Stored data entries:

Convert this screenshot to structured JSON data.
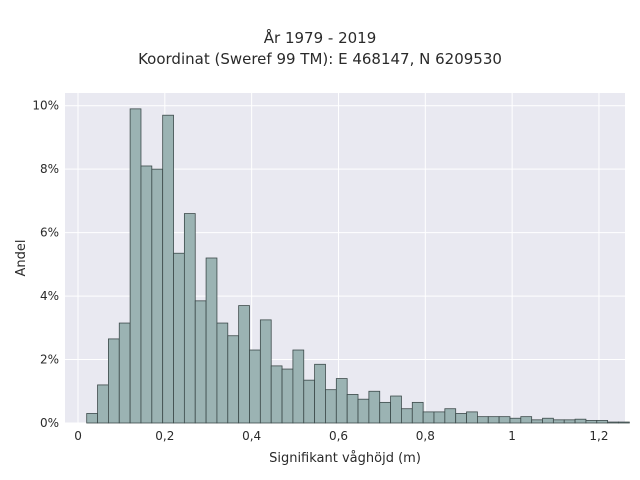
{
  "chart_data": {
    "type": "bar",
    "title": "År 1979 - 2019",
    "subtitle": "Koordinat (Sweref 99 TM): E 468147, N 6209530",
    "xlabel": "Signifikant våghöjd (m)",
    "ylabel": "Andel",
    "xlim": [
      -0.03,
      1.26
    ],
    "ylim": [
      0,
      10.4
    ],
    "bin_width": 0.025,
    "bin_start": 0.02,
    "values": [
      0.3,
      1.2,
      2.65,
      3.15,
      9.9,
      8.1,
      8.0,
      9.7,
      5.35,
      6.6,
      3.85,
      5.2,
      3.15,
      2.75,
      3.7,
      2.3,
      3.25,
      1.8,
      1.7,
      2.3,
      1.35,
      1.85,
      1.05,
      1.4,
      0.9,
      0.75,
      1.0,
      0.65,
      0.85,
      0.45,
      0.65,
      0.35,
      0.35,
      0.45,
      0.3,
      0.35,
      0.2,
      0.2,
      0.2,
      0.15,
      0.2,
      0.1,
      0.15,
      0.1,
      0.1,
      0.12,
      0.08,
      0.08,
      0.03,
      0.03
    ],
    "x_ticks": [
      0,
      0.2,
      0.4,
      0.6,
      0.8,
      1,
      1.2
    ],
    "x_tick_labels": [
      "0",
      "0,2",
      "0,4",
      "0,6",
      "0,8",
      "1",
      "1,2"
    ],
    "y_ticks": [
      0,
      2,
      4,
      6,
      8,
      10
    ],
    "y_tick_labels": [
      "0%",
      "2%",
      "4%",
      "6%",
      "8%",
      "10%"
    ],
    "grid": true,
    "colors": {
      "bar_fill": "#9bb3b3",
      "bar_stroke": "#3c4a4a",
      "plot_bg": "#e9e9f1",
      "grid": "#ffffff"
    }
  }
}
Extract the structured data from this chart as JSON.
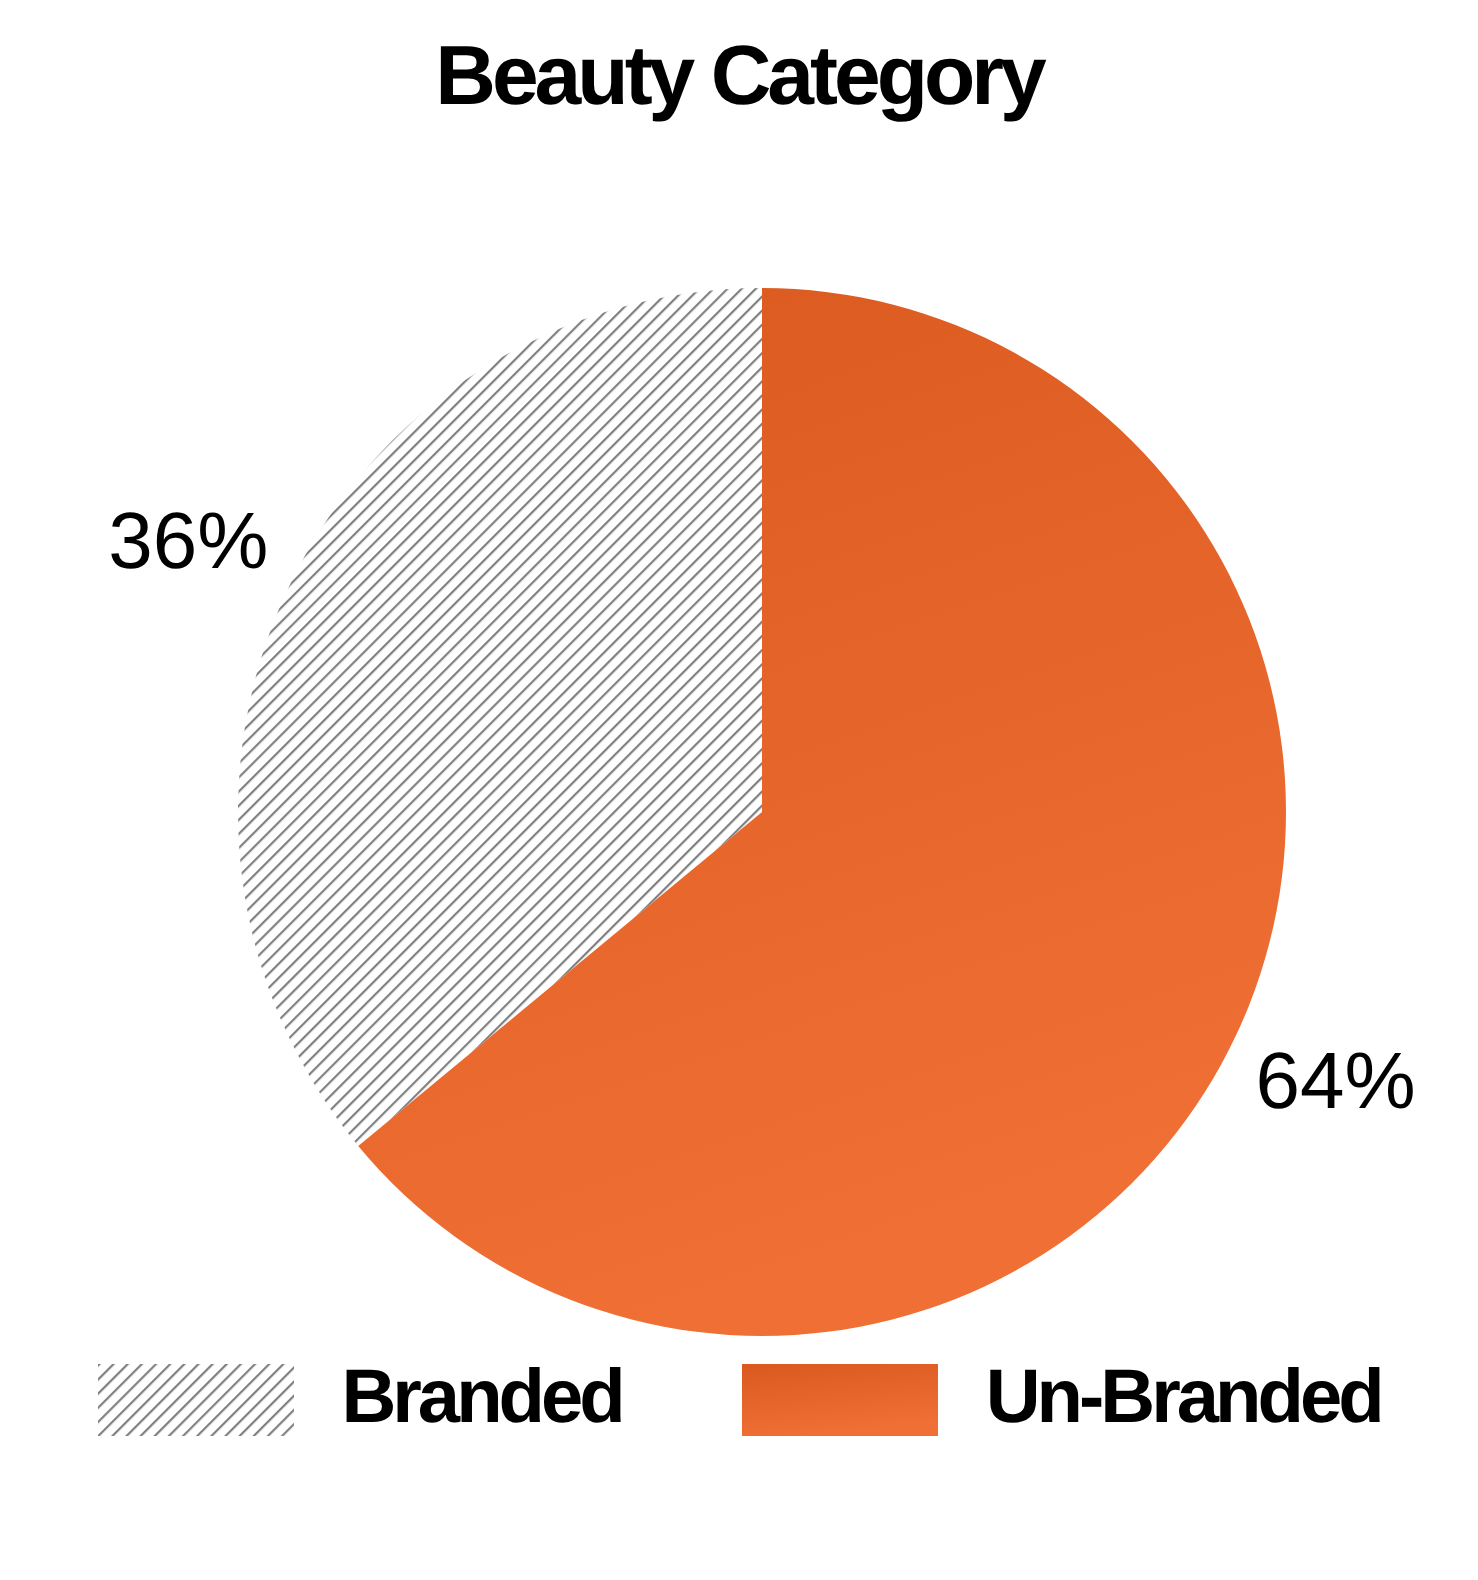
{
  "chart_data": {
    "type": "pie",
    "title": "Beauty Category",
    "categories": [
      "Branded",
      "Un-Branded"
    ],
    "values": [
      36,
      64
    ],
    "colors": [
      "#808080",
      "#e5652a"
    ],
    "legend": "bottom",
    "value_labels": [
      "36%",
      "64%"
    ]
  }
}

[Goal of the exercise]
Show each line of the listing that holds the string "structured".

[Solution to the problem]
Convert this screenshot to structured JSON data.
Extract the structured data from this chart as JSON.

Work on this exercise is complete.